TASK DESCRIPTION → Gather the lines that hold the string "icon".
:: ENTRIES SHOWN
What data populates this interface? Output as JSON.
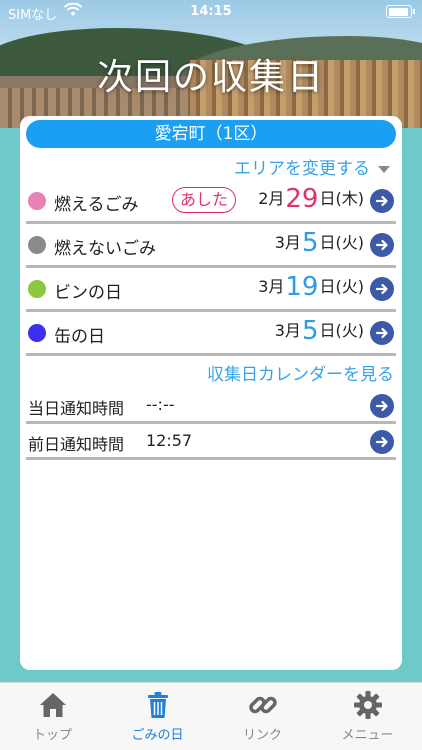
{
  "status_bar": {
    "carrier": "SIMなし",
    "time": "14:15",
    "wifi_icon": "wifi-icon",
    "battery_icon": "battery-icon"
  },
  "header": {
    "title": "次回の収集日"
  },
  "area": {
    "name": "愛宕町（1区）",
    "change_label": "エリアを変更する"
  },
  "colors": {
    "accent": "#1a9ff2",
    "background": "#6ec9c9",
    "highlight": "#e0316e",
    "arrow": "#3c5aa8"
  },
  "schedule": [
    {
      "name": "燃えるごみ",
      "color": "#e882b4",
      "badge": "あした",
      "month": "2",
      "month_unit": "月",
      "day": "29",
      "day_unit": "日",
      "weekday": "(木)",
      "day_color": "#e0316e"
    },
    {
      "name": "燃えないごみ",
      "color": "#8a8a8a",
      "badge": "",
      "month": "3",
      "month_unit": "月",
      "day": "5",
      "day_unit": "日",
      "weekday": "(火)",
      "day_color": "#2e9be6"
    },
    {
      "name": "ビンの日",
      "color": "#8dc63f",
      "badge": "",
      "month": "3",
      "month_unit": "月",
      "day": "19",
      "day_unit": "日",
      "weekday": "(火)",
      "day_color": "#2e9be6"
    },
    {
      "name": "缶の日",
      "color": "#3b30f0",
      "badge": "",
      "month": "3",
      "month_unit": "月",
      "day": "5",
      "day_unit": "日",
      "weekday": "(火)",
      "day_color": "#2e9be6"
    }
  ],
  "calendar_link": "収集日カレンダーを見る",
  "notifications": [
    {
      "label": "当日通知時間",
      "value": "--:--"
    },
    {
      "label": "前日通知時間",
      "value": "12:57"
    }
  ],
  "tabs": [
    {
      "label": "トップ",
      "icon": "home-icon"
    },
    {
      "label": "ごみの日",
      "icon": "trash-icon",
      "active": true
    },
    {
      "label": "リンク",
      "icon": "link-icon"
    },
    {
      "label": "メニュー",
      "icon": "gear-icon"
    }
  ]
}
::::
ANSWER TO THE TASK →
    "wifi_icon": "wifi-icon",
    "battery_icon": "battery-icon"
      "icon": "home-icon"
      "icon": "trash-icon",
      "icon": "link-icon"
      "icon": "gear-icon"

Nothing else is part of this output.